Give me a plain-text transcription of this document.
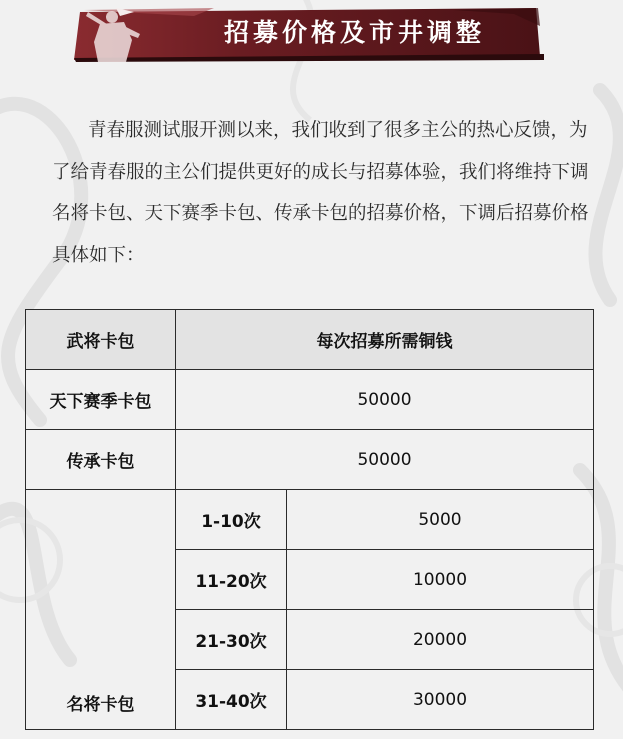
招募价格及市井调整
青春服测试服开测以来，我们收到了很多主公的热心反馈，为了给青春服的主公们提供更好的成长与招募体验，我们将维持下调名将卡包、天下赛季卡包、传承卡包的招募价格，下调后招募价格具体如下：
武将卡包	每次招募所需铜钱	
天下赛季卡包	50000	
传承卡包	50000	
名将卡包	1-10次	5000
	11-20次	10000
	21-30次	20000
	31-40次	30000
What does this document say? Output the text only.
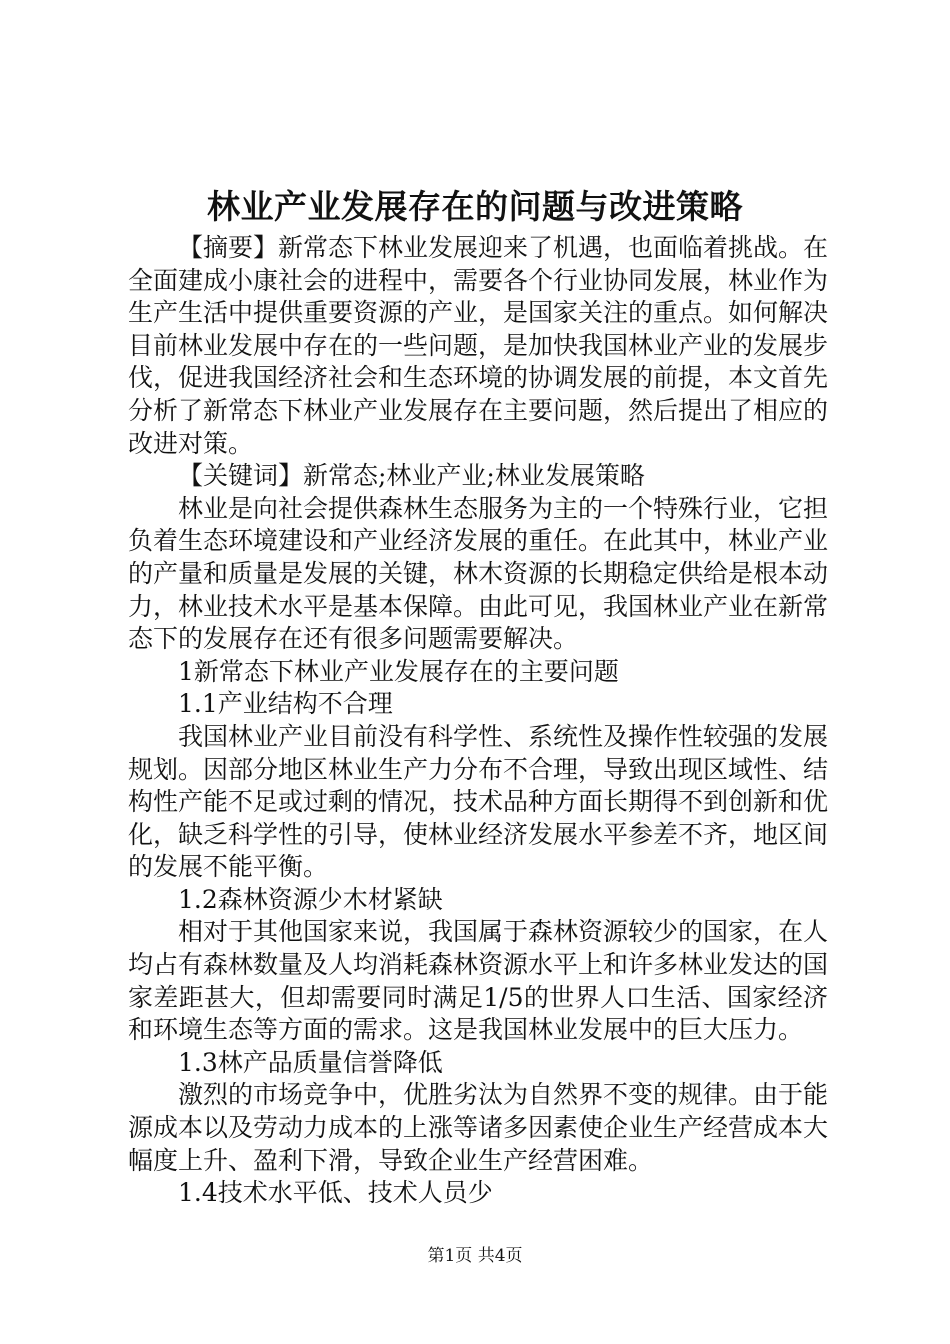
林业产业发展存在的问题与改进策略

【摘要】新常态下林业发展迎来了机遇，也面临着挑战。在全面建成小康社会的进程中，需要各个行业协同发展，林业作为生产生活中提供重要资源的产业，是国家关注的重点。如何解决目前林业发展中存在的一些问题，是加快我国林业产业的发展步伐，促进我国经济社会和生态环境的协调发展的前提，本文首先分析了新常态下林业产业发展存在主要问题，然后提出了相应的改进对策。

【关键词】新常态;林业产业;林业发展策略

林业是向社会提供森林生态服务为主的一个特殊行业，它担负着生态环境建设和产业经济发展的重任。在此其中，林业产业的产量和质量是发展的关键，林木资源的长期稳定供给是根本动力，林业技术水平是基本保障。由此可见，我国林业产业在新常态下的发展存在还有很多问题需要解决。

1新常态下林业产业发展存在的主要问题

1.1产业结构不合理

我国林业产业目前没有科学性、系统性及操作性较强的发展规划。因部分地区林业生产力分布不合理，导致出现区域性、结构性产能不足或过剩的情况，技术品种方面长期得不到创新和优化，缺乏科学性的引导，使林业经济发展水平参差不齐，地区间的发展不能平衡。

1.2森林资源少木材紧缺

相对于其他国家来说，我国属于森林资源较少的国家，在人均占有森林数量及人均消耗森林资源水平上和许多林业发达的国家差距甚大，但却需要同时满足1/5的世界人口生活、国家经济和环境生态等方面的需求。这是我国林业发展中的巨大压力。

1.3林产品质量信誉降低

激烈的市场竞争中，优胜劣汰为自然界不变的规律。由于能源成本以及劳动力成本的上涨等诸多因素使企业生产经营成本大幅度上升、盈利下滑，导致企业生产经营困难。

1.4技术水平低、技术人员少

第1页 共4页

### TASK DESCRIPTION
Look above for every line with the word "天下赛季卡包" and copy it.

### RESULT FOR THIS EXERCISE
青春服测试服开测以来，我们收到了很多主公的热心反馈，为了给青春服的主公们提供更好的成长与招募体验，我们将维持下调名将卡包、天下赛季卡包、传承卡包的招募价格，下调后招募价格具体如下：
天下赛季卡包	50000	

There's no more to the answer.